Saved entries
********************

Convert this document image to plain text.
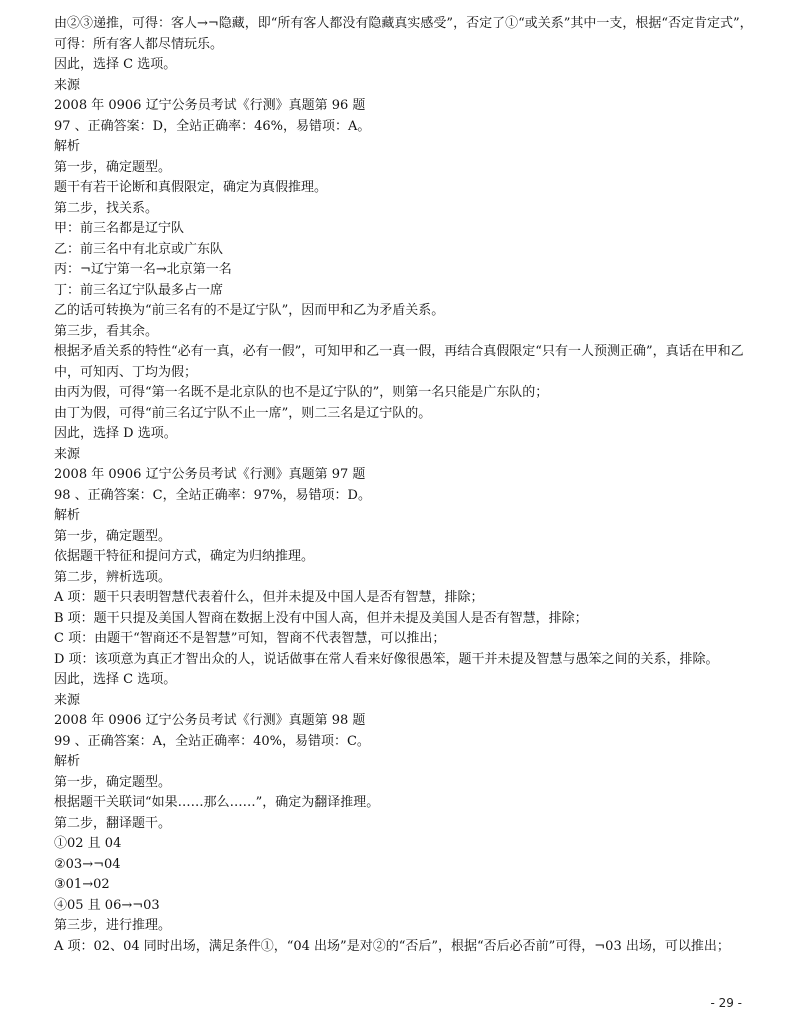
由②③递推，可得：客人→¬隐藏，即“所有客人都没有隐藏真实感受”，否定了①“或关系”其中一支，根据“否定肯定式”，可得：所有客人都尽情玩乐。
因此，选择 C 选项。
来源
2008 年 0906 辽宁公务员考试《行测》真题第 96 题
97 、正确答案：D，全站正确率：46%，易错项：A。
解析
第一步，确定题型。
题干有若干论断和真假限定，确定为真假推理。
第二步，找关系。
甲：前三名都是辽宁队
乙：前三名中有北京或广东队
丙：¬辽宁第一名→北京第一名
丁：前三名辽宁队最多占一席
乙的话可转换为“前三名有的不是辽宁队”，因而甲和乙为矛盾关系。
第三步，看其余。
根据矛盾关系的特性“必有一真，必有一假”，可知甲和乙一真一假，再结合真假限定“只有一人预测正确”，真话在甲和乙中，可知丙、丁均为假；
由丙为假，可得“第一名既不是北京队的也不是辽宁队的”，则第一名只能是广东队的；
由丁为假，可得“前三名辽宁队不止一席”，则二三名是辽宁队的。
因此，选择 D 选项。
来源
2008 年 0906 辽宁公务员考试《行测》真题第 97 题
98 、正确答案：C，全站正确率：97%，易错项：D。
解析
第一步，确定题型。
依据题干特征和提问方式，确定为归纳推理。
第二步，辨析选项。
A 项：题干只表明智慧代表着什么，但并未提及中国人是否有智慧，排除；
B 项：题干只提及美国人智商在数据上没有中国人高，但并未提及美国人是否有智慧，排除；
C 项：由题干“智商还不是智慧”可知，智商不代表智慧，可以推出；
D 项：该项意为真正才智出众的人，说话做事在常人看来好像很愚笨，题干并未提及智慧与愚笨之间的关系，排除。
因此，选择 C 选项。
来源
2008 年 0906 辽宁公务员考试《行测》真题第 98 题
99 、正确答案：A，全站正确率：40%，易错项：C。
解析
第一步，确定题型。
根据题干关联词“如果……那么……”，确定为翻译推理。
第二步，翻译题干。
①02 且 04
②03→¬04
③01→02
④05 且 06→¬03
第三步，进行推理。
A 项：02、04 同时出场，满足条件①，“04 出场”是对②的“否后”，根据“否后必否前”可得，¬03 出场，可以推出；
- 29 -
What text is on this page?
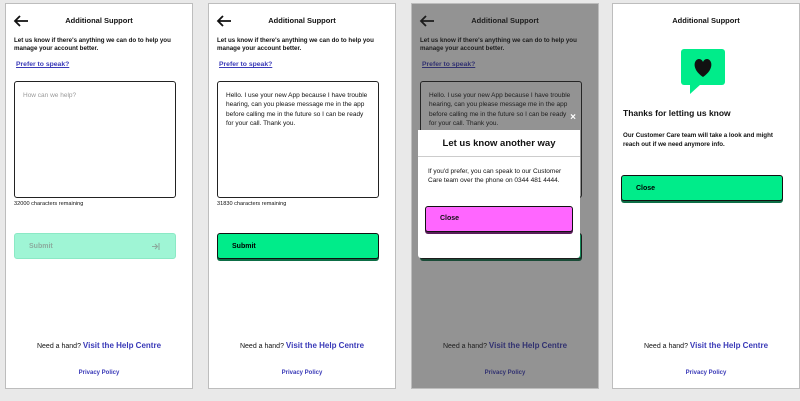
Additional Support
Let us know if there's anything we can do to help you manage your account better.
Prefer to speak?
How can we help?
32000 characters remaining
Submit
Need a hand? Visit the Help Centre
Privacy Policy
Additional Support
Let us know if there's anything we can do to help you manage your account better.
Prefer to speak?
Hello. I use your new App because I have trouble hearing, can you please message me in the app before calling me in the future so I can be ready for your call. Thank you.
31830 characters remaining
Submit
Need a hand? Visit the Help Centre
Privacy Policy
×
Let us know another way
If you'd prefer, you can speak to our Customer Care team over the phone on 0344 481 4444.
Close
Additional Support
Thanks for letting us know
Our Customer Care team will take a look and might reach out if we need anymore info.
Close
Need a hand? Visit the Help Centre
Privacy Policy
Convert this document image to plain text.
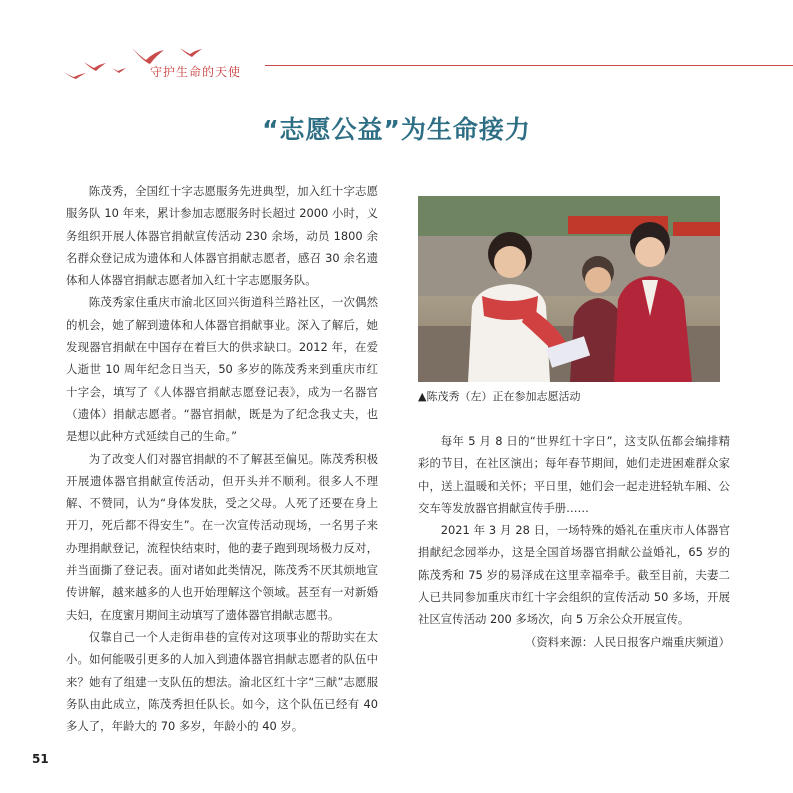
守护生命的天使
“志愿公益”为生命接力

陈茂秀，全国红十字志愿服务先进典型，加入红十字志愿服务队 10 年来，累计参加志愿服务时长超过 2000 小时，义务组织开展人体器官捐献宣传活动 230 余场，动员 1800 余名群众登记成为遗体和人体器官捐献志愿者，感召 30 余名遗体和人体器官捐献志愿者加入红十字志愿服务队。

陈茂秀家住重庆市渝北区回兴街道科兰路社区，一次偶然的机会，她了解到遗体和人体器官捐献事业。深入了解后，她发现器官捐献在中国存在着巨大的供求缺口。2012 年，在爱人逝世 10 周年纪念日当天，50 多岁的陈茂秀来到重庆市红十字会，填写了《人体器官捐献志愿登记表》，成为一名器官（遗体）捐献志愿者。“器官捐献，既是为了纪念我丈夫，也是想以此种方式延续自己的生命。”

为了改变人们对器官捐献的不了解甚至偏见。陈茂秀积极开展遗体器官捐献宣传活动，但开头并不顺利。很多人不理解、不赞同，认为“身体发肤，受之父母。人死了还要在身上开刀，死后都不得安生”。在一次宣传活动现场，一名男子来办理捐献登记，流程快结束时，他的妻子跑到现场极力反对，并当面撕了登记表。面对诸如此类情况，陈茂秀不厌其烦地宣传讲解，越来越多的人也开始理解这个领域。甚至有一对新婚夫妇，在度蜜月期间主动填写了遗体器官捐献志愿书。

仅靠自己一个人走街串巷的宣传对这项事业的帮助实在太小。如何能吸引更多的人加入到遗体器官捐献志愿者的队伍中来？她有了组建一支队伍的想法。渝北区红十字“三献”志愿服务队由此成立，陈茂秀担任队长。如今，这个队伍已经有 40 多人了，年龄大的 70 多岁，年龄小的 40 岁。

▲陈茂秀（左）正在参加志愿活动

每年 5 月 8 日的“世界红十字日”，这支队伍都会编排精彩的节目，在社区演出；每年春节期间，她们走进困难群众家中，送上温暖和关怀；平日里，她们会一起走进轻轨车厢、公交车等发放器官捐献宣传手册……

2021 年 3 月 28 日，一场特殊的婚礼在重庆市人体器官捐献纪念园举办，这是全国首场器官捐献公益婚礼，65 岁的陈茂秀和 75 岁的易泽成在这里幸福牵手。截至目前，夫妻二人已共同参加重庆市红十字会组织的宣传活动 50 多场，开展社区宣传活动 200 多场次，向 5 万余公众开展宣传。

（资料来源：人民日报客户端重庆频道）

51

********************

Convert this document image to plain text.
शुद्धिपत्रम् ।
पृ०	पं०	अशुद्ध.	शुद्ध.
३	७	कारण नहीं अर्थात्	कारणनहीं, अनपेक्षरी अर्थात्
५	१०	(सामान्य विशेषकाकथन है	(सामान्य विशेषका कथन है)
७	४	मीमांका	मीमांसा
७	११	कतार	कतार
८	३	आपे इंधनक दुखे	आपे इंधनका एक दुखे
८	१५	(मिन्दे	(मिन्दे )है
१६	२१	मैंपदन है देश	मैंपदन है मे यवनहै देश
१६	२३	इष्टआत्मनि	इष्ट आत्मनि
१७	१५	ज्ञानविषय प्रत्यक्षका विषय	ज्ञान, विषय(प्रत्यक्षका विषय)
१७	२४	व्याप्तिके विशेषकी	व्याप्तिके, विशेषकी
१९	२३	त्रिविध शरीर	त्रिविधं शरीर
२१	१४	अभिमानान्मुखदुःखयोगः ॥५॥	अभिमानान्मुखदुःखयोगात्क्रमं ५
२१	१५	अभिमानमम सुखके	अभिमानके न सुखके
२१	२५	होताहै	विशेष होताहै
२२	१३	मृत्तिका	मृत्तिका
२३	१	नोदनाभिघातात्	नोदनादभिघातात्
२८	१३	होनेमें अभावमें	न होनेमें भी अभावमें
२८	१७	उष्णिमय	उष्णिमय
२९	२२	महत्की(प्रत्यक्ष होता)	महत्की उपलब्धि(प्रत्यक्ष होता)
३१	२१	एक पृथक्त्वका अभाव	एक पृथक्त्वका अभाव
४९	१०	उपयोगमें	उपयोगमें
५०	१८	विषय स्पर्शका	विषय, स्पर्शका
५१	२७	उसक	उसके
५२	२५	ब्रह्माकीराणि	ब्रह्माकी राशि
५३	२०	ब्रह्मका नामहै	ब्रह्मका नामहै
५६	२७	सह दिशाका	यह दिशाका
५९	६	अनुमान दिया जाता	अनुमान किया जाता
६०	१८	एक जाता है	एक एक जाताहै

********************

Check each line of the entries above, and show every one holding the word "Care".

If you'd prefer, you can speak to our Customer Care team over the phone on 0344 481 4444.
Our Customer Care team will take a look and might reach out if we need anymore info.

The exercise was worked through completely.